Task description | Count the lines in the entries below that include the word "összege". Give nothing but the number.

[Dataset records]
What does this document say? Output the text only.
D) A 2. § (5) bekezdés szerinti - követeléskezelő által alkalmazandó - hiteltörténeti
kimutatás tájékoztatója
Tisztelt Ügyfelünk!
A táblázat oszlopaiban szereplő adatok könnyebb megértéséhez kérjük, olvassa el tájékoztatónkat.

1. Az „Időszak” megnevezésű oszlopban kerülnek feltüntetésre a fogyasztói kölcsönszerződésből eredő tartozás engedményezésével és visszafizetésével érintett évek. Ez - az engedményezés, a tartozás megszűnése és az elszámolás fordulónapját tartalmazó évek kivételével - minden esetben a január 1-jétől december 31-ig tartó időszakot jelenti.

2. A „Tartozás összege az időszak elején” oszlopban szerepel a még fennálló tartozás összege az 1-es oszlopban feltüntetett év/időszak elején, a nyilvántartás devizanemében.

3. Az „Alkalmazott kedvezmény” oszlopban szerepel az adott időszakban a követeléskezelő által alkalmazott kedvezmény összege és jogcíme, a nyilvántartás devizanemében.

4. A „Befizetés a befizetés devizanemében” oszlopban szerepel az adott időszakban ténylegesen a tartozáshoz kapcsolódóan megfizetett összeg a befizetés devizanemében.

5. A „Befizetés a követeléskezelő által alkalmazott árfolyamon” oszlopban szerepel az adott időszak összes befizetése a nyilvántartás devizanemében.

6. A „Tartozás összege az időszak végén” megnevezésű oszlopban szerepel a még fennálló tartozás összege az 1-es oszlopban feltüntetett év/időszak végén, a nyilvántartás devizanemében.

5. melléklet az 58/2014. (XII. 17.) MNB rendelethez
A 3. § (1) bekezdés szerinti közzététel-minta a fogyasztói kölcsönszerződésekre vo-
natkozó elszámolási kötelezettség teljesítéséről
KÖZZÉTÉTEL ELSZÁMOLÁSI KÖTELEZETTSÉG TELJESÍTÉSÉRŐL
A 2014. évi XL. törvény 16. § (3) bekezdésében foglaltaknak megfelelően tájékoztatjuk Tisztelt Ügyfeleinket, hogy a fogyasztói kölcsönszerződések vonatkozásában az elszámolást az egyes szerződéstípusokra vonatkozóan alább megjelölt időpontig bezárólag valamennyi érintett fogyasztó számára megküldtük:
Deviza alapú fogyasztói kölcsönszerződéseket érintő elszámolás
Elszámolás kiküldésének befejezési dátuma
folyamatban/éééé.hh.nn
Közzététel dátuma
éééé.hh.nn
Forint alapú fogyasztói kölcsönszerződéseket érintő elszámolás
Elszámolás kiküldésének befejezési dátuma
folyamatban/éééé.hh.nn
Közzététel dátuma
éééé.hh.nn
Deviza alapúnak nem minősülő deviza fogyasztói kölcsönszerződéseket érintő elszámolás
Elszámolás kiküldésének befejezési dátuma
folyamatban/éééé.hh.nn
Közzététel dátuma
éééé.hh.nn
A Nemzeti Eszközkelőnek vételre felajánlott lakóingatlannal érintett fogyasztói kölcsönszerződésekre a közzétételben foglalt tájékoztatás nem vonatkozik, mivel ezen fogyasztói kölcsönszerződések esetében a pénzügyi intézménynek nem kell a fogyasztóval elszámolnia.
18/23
* * *
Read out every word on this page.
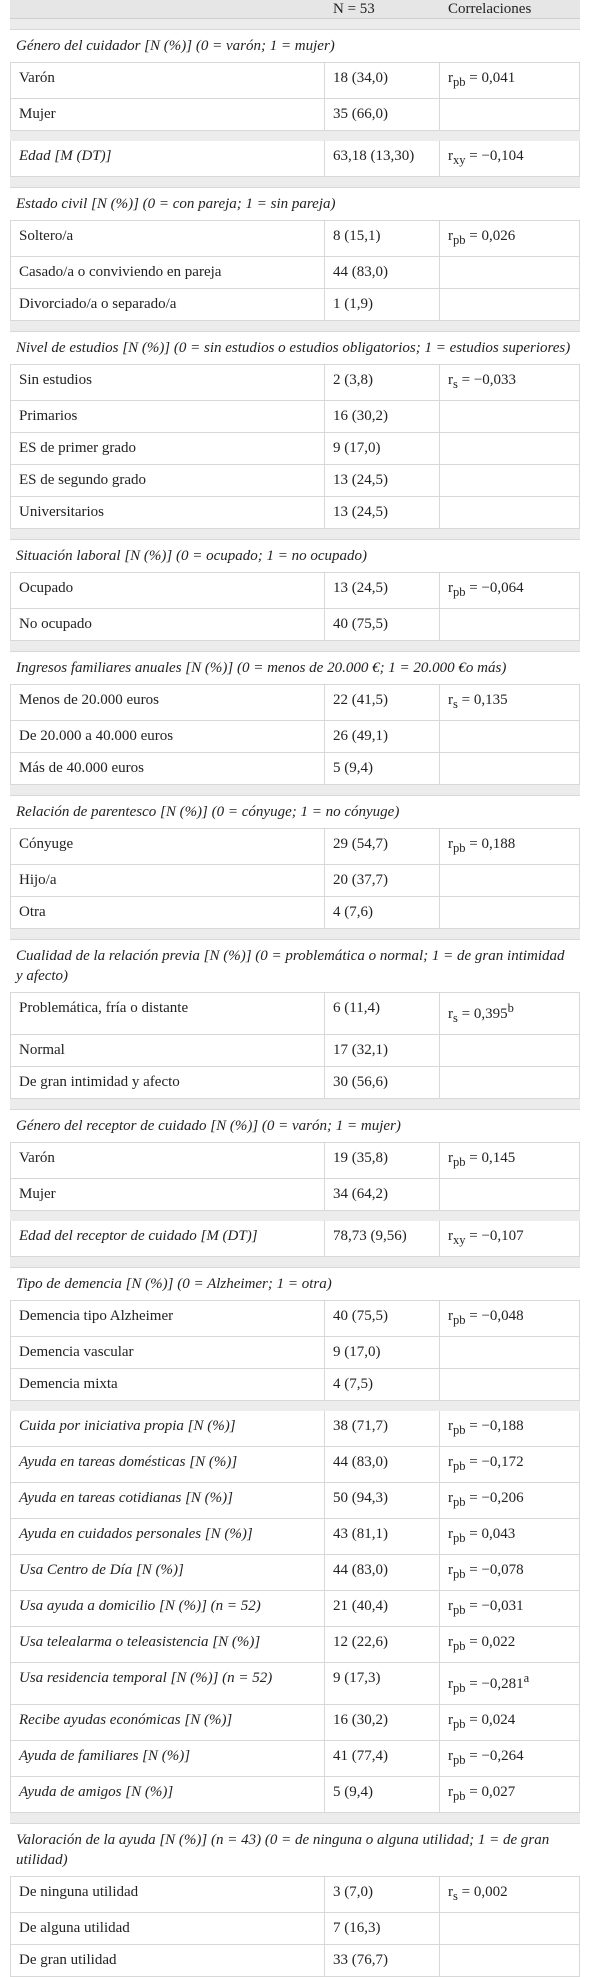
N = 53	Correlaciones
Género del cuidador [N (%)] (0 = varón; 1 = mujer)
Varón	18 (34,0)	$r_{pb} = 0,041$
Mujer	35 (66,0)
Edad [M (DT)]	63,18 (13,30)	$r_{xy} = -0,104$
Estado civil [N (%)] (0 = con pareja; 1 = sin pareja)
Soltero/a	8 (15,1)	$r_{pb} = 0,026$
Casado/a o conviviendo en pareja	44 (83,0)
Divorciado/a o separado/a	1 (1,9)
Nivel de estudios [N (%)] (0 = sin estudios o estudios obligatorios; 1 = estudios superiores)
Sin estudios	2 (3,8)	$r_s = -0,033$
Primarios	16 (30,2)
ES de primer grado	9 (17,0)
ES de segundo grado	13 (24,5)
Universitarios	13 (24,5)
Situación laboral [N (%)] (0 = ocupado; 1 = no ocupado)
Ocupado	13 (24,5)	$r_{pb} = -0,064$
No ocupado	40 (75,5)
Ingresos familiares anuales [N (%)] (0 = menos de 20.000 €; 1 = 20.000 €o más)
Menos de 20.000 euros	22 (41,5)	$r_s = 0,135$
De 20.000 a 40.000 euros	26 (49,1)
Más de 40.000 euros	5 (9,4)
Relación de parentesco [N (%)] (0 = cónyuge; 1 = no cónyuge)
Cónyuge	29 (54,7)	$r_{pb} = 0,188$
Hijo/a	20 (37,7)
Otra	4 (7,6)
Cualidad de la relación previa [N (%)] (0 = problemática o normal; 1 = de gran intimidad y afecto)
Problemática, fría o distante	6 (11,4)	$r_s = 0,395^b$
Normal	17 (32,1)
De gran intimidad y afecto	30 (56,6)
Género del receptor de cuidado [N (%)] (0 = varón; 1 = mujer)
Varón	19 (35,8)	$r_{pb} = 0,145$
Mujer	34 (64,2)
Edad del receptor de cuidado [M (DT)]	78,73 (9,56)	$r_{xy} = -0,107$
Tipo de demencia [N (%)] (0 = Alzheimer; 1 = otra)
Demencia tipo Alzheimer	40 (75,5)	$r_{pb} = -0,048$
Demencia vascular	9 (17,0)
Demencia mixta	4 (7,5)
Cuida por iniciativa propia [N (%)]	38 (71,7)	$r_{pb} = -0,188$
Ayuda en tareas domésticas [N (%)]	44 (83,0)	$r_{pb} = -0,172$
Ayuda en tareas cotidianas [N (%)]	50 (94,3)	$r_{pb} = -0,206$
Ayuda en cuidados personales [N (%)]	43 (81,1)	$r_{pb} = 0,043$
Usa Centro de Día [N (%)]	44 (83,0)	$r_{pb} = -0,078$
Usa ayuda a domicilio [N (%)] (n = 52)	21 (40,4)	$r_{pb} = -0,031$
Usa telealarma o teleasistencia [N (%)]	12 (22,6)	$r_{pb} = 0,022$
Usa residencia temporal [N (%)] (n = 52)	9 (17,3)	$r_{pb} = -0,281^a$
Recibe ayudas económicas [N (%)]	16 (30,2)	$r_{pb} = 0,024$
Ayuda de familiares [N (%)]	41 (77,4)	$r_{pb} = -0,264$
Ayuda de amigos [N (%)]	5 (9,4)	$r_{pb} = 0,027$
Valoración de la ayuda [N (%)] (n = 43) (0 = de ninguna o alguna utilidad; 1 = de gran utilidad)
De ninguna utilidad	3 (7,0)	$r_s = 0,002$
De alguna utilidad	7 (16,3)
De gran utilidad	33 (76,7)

Expected answer | 3